• _Records to use_

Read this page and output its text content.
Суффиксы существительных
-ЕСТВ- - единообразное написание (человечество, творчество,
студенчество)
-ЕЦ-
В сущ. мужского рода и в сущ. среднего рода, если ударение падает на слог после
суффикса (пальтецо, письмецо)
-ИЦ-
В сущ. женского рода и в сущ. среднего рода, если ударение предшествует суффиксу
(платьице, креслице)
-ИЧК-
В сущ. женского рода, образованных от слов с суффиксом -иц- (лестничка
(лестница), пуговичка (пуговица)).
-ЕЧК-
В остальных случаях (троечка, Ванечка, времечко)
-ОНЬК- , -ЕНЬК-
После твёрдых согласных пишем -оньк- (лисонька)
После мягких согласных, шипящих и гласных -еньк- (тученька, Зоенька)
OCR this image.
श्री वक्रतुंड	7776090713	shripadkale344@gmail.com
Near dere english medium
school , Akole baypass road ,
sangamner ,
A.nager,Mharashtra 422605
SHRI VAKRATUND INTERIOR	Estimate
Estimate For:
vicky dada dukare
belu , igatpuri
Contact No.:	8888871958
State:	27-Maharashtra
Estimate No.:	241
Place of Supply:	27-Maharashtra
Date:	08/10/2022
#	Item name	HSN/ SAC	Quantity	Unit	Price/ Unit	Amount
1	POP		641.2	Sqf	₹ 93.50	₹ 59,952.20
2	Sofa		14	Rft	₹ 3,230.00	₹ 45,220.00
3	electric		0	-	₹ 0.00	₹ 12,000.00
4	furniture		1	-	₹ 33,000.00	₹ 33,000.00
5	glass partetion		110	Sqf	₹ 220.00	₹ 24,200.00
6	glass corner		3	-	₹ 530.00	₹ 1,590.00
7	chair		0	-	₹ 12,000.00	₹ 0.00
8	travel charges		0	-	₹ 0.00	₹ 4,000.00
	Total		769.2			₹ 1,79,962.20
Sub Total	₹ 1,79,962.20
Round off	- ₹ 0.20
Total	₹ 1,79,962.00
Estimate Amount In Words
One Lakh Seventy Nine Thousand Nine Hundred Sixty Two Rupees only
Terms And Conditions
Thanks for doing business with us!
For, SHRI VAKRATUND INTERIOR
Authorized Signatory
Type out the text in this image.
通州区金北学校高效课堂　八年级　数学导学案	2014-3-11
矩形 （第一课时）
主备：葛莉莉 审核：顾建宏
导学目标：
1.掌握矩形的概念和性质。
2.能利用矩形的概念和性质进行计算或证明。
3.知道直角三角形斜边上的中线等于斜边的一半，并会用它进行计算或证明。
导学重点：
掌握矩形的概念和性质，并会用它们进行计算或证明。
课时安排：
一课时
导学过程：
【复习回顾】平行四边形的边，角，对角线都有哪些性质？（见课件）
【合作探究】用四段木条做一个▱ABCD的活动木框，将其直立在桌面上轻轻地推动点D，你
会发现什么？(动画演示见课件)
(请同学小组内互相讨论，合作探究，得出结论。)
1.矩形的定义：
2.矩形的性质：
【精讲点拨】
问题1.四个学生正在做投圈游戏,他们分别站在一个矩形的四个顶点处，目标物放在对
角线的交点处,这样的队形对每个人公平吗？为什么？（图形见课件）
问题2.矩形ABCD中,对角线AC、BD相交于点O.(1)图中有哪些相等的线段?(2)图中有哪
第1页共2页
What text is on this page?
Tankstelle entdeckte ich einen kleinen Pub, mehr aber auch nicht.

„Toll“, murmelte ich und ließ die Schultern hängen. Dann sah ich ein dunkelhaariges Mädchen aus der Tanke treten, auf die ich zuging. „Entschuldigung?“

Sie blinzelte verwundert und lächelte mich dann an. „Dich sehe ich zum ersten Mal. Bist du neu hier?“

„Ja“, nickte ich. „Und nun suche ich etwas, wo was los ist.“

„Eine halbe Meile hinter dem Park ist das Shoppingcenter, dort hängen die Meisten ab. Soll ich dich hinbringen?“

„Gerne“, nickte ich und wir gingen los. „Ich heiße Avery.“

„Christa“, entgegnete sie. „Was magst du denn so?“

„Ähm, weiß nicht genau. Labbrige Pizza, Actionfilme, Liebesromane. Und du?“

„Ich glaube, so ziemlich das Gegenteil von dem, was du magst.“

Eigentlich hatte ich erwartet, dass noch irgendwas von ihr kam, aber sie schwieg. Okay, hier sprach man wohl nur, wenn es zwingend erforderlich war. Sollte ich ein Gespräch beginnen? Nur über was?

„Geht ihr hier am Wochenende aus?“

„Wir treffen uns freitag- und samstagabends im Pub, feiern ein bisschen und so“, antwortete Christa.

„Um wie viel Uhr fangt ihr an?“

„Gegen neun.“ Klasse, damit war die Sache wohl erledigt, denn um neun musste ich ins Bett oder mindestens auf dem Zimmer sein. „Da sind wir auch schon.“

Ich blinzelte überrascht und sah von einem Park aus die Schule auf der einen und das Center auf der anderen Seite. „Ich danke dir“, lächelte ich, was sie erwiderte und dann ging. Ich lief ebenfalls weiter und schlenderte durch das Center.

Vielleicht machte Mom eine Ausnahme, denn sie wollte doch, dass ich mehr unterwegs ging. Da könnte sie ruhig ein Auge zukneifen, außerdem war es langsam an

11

• _Task to carry out_
Select every line of the records holding the string "this".

• _Task response_
Read this page and output its text content.
OCR this image.
Type out the text in this image.
What text is on this page?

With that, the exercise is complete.